GIVEN TASK:
Read through the entries below and return each line with the word "Diversity".

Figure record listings
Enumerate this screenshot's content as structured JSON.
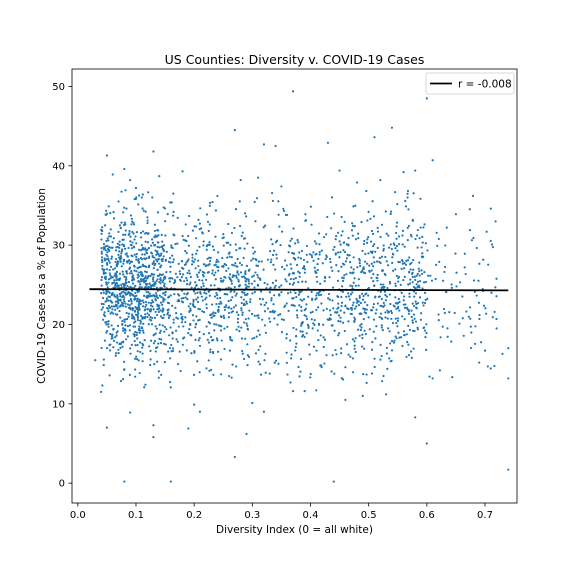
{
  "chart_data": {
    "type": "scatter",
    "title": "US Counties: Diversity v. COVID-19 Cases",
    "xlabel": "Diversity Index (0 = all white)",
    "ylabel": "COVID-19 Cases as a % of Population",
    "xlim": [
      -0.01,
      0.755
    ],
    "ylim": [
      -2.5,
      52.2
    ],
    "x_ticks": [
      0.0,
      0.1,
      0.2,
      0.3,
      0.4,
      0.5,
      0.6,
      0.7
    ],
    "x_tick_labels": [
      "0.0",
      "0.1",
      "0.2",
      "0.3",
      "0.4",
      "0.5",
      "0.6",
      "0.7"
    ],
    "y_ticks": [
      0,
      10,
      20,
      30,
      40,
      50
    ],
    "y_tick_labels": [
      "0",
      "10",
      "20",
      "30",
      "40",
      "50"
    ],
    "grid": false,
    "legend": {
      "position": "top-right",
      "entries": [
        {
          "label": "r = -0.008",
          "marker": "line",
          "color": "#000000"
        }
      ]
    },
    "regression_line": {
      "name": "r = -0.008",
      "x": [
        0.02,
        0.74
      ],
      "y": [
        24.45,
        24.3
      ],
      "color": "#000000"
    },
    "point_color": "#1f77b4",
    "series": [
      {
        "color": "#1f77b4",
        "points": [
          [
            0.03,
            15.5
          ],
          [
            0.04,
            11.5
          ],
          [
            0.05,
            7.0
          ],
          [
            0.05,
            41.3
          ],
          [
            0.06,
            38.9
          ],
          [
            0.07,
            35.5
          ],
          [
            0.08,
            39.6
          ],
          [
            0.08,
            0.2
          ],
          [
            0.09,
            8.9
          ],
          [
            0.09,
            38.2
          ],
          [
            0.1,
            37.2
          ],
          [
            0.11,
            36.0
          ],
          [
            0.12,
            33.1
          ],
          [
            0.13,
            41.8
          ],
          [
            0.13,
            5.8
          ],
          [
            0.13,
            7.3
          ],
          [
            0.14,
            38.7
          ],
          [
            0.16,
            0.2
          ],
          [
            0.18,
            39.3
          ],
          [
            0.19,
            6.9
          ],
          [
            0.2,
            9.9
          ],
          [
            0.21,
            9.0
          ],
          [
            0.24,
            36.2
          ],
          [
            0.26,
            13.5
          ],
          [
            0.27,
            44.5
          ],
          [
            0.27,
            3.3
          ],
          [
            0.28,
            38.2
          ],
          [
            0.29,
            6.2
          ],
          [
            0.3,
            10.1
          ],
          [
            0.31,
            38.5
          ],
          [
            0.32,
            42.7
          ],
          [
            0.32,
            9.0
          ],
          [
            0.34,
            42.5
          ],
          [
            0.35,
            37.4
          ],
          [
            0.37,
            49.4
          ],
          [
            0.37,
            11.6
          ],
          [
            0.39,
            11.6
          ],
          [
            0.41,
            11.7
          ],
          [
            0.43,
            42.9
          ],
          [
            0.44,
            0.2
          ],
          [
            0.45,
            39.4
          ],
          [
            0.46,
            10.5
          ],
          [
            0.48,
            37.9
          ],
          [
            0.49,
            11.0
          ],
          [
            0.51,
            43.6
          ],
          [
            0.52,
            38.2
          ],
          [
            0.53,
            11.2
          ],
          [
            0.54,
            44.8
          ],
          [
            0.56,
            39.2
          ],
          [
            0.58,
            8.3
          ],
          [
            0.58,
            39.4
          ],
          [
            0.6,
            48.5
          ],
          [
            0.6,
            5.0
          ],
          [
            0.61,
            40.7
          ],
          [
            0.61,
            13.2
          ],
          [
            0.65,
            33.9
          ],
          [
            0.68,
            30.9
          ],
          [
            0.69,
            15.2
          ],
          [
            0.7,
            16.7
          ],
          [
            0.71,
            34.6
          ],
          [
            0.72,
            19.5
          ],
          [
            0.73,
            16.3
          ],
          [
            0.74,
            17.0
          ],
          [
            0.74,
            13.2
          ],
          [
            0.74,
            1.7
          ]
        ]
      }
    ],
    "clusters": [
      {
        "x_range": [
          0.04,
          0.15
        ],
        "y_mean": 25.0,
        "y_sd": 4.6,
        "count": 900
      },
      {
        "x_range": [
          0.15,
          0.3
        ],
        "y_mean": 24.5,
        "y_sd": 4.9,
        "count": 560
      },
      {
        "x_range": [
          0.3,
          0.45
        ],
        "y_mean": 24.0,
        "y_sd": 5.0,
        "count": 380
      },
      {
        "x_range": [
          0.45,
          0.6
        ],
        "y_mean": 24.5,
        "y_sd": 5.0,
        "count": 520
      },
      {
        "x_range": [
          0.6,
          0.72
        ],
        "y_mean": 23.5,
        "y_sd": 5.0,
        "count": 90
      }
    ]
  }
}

==

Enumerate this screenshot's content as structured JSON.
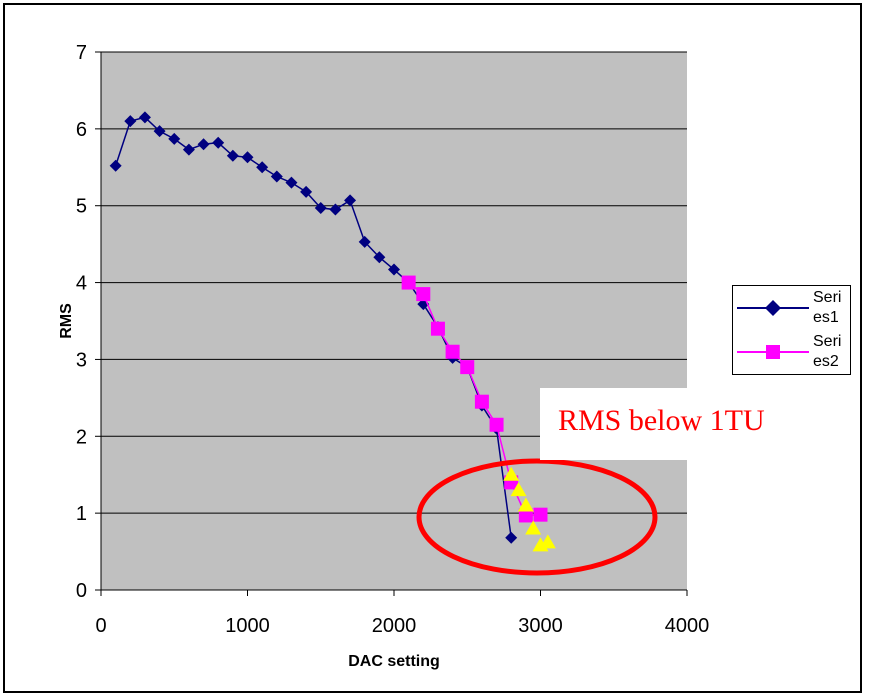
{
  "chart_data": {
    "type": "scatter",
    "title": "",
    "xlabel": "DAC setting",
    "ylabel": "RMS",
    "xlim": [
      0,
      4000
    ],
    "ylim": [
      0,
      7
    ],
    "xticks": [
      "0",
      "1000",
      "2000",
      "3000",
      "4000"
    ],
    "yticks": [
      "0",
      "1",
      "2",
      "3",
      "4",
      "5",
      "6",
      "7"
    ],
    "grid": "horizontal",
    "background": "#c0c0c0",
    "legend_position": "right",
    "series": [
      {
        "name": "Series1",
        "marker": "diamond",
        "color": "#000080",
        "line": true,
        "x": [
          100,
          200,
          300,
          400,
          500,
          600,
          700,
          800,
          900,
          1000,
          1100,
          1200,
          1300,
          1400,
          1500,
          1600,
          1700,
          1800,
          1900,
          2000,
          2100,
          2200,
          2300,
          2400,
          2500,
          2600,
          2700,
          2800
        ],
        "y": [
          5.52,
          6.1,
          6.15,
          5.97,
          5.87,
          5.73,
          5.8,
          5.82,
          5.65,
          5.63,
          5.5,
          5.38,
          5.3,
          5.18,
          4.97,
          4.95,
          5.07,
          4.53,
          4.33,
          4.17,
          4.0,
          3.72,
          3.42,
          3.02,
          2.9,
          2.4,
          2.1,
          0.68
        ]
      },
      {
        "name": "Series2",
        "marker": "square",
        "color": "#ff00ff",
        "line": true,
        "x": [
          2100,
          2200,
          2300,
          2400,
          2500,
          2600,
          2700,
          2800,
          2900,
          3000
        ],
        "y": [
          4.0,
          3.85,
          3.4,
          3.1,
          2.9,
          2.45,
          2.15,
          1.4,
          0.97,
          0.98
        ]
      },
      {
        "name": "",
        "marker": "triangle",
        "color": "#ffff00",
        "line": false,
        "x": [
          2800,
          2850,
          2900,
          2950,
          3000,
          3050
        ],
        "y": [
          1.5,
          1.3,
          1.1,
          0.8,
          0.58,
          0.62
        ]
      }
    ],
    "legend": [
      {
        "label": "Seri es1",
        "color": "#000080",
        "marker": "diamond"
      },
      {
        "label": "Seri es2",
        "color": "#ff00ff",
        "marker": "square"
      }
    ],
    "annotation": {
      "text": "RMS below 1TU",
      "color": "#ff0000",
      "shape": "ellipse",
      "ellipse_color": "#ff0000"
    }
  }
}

--

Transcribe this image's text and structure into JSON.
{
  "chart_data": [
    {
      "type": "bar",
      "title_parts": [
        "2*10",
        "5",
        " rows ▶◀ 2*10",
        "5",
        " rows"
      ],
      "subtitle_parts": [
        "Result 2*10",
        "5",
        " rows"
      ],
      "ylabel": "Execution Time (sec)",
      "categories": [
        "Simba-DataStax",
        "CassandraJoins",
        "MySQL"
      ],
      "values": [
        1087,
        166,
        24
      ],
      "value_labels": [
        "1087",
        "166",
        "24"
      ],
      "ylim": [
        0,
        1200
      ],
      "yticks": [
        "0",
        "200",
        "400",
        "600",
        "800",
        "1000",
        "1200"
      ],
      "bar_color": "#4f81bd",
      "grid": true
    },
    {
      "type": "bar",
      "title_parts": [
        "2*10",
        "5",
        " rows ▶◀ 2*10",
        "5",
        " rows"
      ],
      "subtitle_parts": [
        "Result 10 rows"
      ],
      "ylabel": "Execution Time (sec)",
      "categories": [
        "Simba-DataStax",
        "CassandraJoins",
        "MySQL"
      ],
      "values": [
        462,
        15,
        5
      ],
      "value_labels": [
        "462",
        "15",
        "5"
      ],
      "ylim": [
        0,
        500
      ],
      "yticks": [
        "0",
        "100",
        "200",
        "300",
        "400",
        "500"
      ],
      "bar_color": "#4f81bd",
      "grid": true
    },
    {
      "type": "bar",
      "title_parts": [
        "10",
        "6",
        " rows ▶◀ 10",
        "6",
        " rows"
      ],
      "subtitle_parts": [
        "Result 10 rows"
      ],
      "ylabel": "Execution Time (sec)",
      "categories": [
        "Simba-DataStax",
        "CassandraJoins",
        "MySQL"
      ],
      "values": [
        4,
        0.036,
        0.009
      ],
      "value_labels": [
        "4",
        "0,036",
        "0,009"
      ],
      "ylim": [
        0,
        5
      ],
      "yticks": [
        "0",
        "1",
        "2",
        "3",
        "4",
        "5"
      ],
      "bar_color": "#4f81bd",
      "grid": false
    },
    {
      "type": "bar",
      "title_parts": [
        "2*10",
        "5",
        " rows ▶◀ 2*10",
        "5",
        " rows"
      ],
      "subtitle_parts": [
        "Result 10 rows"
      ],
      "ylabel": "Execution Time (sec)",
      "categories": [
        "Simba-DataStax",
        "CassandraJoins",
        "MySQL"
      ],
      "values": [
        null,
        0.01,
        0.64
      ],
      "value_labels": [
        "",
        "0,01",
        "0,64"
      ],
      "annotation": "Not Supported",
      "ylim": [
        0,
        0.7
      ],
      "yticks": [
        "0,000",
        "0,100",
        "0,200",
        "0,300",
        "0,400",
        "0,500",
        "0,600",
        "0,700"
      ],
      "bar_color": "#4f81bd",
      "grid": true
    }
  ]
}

WRITTEN RESPONSE:
    "title": "US Counties: Diversity v. COVID-19 Cases",
    "xlabel": "Diversity Index (0 = all white)",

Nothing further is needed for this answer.